--- start ---
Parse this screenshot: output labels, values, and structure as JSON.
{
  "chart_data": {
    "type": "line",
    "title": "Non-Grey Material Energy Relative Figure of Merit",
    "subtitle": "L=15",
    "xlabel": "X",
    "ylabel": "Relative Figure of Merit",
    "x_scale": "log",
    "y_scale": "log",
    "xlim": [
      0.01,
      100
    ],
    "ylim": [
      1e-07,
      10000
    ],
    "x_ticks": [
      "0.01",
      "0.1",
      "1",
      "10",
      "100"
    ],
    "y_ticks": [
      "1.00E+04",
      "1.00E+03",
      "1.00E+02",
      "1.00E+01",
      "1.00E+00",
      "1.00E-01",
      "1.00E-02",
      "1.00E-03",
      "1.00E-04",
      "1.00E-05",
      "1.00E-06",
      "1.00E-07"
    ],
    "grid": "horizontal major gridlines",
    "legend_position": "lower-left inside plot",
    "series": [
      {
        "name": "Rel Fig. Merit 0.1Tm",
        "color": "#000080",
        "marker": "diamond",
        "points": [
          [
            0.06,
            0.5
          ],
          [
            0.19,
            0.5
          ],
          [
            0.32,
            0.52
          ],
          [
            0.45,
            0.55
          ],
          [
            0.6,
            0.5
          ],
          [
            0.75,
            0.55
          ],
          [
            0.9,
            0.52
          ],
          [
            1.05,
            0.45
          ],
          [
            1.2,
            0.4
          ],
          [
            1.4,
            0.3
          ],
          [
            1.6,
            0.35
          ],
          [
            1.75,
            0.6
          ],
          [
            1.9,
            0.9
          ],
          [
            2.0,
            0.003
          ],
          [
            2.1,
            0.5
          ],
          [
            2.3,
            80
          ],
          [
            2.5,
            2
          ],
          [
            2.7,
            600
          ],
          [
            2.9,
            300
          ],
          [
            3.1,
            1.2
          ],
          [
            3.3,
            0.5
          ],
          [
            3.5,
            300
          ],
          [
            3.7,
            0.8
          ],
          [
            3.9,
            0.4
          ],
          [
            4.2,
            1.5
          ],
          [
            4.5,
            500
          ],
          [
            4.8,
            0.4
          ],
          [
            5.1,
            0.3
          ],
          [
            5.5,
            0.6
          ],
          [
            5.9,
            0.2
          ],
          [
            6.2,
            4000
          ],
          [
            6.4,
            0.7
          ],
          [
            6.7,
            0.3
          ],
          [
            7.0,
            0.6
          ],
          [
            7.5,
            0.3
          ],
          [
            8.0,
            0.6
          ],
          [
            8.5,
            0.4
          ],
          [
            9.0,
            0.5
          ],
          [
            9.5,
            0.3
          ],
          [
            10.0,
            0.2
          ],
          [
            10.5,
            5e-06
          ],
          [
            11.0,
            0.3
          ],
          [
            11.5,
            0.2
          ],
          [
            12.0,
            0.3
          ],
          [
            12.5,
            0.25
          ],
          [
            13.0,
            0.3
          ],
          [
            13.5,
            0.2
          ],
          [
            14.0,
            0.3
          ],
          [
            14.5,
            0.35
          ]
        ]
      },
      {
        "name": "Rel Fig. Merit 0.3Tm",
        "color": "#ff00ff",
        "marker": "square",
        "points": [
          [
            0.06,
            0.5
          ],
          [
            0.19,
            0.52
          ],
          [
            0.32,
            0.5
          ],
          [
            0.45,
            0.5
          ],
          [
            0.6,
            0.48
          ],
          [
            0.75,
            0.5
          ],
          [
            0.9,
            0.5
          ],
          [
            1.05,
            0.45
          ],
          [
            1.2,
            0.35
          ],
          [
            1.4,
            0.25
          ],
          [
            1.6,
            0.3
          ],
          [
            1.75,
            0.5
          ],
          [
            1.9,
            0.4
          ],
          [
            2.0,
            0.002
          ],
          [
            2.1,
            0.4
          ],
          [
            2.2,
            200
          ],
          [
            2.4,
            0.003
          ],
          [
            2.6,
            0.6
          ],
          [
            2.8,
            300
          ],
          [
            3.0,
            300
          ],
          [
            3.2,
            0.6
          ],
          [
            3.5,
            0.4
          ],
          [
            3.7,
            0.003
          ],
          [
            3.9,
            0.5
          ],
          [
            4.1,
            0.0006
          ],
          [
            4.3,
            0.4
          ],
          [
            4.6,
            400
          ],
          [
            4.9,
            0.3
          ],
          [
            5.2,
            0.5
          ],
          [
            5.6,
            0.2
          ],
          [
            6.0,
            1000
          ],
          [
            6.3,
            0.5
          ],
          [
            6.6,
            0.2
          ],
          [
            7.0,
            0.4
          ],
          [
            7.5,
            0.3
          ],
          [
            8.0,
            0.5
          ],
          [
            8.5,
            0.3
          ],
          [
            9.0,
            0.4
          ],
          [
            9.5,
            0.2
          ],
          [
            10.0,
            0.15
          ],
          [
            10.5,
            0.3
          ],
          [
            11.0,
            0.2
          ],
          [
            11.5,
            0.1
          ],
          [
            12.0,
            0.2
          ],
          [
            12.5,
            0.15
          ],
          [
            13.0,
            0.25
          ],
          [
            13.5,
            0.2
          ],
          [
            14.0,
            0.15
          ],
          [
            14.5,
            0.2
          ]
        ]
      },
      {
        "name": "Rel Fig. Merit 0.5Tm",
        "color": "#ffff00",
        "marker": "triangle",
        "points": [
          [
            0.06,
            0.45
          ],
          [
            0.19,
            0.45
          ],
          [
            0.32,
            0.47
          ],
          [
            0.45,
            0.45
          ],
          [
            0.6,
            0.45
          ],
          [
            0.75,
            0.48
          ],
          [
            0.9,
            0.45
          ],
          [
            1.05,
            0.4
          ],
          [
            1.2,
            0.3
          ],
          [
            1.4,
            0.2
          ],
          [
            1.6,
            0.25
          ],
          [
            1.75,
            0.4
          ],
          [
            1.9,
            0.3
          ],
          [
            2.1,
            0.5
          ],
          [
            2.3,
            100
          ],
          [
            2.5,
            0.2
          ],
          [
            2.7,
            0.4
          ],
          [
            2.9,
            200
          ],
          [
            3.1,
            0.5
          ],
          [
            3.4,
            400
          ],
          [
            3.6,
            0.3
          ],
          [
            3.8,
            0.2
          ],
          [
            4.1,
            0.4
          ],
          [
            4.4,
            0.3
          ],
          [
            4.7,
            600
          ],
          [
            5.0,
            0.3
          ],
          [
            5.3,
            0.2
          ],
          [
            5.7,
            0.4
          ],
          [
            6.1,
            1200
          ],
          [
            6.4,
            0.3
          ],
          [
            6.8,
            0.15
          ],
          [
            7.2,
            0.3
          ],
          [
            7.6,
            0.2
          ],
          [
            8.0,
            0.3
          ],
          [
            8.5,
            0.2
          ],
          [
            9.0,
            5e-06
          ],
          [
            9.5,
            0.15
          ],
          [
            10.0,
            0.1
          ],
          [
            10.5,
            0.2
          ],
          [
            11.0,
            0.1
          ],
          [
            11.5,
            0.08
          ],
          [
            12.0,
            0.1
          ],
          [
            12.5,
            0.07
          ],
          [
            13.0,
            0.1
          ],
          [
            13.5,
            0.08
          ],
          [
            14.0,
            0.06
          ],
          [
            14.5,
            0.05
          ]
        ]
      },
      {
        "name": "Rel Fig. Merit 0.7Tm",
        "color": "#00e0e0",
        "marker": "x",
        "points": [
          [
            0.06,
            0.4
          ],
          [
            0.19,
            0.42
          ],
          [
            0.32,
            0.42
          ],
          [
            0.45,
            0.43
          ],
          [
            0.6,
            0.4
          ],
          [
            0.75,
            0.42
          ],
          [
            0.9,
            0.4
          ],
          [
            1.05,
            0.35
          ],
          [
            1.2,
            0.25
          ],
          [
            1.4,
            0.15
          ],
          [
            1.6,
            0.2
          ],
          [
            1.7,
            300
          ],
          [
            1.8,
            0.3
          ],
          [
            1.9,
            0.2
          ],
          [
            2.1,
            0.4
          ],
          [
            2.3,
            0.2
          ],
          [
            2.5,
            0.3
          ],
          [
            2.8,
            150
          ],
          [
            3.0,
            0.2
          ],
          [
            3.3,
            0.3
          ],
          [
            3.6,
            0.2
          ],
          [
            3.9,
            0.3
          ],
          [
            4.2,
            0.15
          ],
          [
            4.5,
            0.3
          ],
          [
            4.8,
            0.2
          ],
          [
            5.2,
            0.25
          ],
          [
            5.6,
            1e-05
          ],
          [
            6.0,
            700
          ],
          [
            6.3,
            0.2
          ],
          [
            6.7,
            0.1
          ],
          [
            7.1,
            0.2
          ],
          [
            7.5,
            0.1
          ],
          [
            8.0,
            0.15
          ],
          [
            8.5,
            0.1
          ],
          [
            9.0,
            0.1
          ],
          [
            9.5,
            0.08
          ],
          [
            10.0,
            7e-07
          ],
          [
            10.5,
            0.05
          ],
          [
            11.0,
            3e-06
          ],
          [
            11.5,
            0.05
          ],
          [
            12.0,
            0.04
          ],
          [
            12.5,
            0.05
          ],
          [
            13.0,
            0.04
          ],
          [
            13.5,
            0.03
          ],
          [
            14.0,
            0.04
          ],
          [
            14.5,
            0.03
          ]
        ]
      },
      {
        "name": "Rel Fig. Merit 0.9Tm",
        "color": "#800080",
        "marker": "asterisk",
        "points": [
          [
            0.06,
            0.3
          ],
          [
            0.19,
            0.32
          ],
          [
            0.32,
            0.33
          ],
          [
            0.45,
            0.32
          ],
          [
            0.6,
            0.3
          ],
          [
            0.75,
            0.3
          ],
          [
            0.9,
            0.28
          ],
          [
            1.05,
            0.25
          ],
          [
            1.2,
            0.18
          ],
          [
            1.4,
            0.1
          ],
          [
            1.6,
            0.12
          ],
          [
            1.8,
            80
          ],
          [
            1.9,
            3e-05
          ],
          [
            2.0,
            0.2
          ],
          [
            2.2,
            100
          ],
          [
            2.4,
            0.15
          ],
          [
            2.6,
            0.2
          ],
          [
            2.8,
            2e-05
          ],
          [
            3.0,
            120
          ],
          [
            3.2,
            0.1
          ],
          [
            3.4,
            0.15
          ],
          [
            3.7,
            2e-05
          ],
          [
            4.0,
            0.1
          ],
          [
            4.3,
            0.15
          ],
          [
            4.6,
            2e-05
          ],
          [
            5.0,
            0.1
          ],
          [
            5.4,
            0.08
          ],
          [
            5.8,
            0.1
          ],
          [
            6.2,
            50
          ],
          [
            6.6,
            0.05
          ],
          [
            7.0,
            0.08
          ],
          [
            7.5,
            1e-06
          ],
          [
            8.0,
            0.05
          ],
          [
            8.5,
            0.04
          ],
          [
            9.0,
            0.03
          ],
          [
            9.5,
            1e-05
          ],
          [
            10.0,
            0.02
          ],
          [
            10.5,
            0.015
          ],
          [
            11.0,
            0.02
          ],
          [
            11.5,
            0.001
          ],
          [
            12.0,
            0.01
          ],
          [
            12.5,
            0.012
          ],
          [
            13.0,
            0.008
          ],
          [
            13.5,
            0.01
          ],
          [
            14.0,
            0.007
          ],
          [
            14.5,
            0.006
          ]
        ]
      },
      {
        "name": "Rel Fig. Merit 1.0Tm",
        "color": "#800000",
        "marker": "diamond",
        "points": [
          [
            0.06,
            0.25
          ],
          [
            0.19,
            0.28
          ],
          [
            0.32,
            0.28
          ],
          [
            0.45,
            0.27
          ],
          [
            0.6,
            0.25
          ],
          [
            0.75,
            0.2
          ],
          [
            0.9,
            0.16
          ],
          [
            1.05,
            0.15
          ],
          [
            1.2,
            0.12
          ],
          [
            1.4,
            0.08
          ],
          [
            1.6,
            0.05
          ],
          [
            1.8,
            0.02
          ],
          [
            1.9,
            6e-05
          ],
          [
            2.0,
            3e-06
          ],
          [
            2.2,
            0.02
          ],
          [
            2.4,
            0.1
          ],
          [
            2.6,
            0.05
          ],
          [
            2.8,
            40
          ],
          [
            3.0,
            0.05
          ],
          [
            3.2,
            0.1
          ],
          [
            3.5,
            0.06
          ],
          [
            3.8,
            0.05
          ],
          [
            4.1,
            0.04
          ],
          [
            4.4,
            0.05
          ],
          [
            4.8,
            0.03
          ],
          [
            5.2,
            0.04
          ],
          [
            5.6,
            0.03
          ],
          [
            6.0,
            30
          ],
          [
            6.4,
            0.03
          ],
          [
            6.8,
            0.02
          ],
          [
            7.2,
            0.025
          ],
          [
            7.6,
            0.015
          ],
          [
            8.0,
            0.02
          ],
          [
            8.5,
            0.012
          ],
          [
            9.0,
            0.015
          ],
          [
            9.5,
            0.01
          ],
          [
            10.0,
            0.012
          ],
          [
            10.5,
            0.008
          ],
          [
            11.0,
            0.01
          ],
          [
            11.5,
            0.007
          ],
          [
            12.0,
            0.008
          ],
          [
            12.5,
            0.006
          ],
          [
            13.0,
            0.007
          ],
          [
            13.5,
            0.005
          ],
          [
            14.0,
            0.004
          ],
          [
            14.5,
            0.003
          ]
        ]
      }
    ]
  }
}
--- end ---
What to produce = Each line that holds the word "Relative" should be extracted from the records.

Answer to this problem =
    "title": "Non-Grey Material Energy Relative Figure of Merit",
    "ylabel": "Relative Figure of Merit",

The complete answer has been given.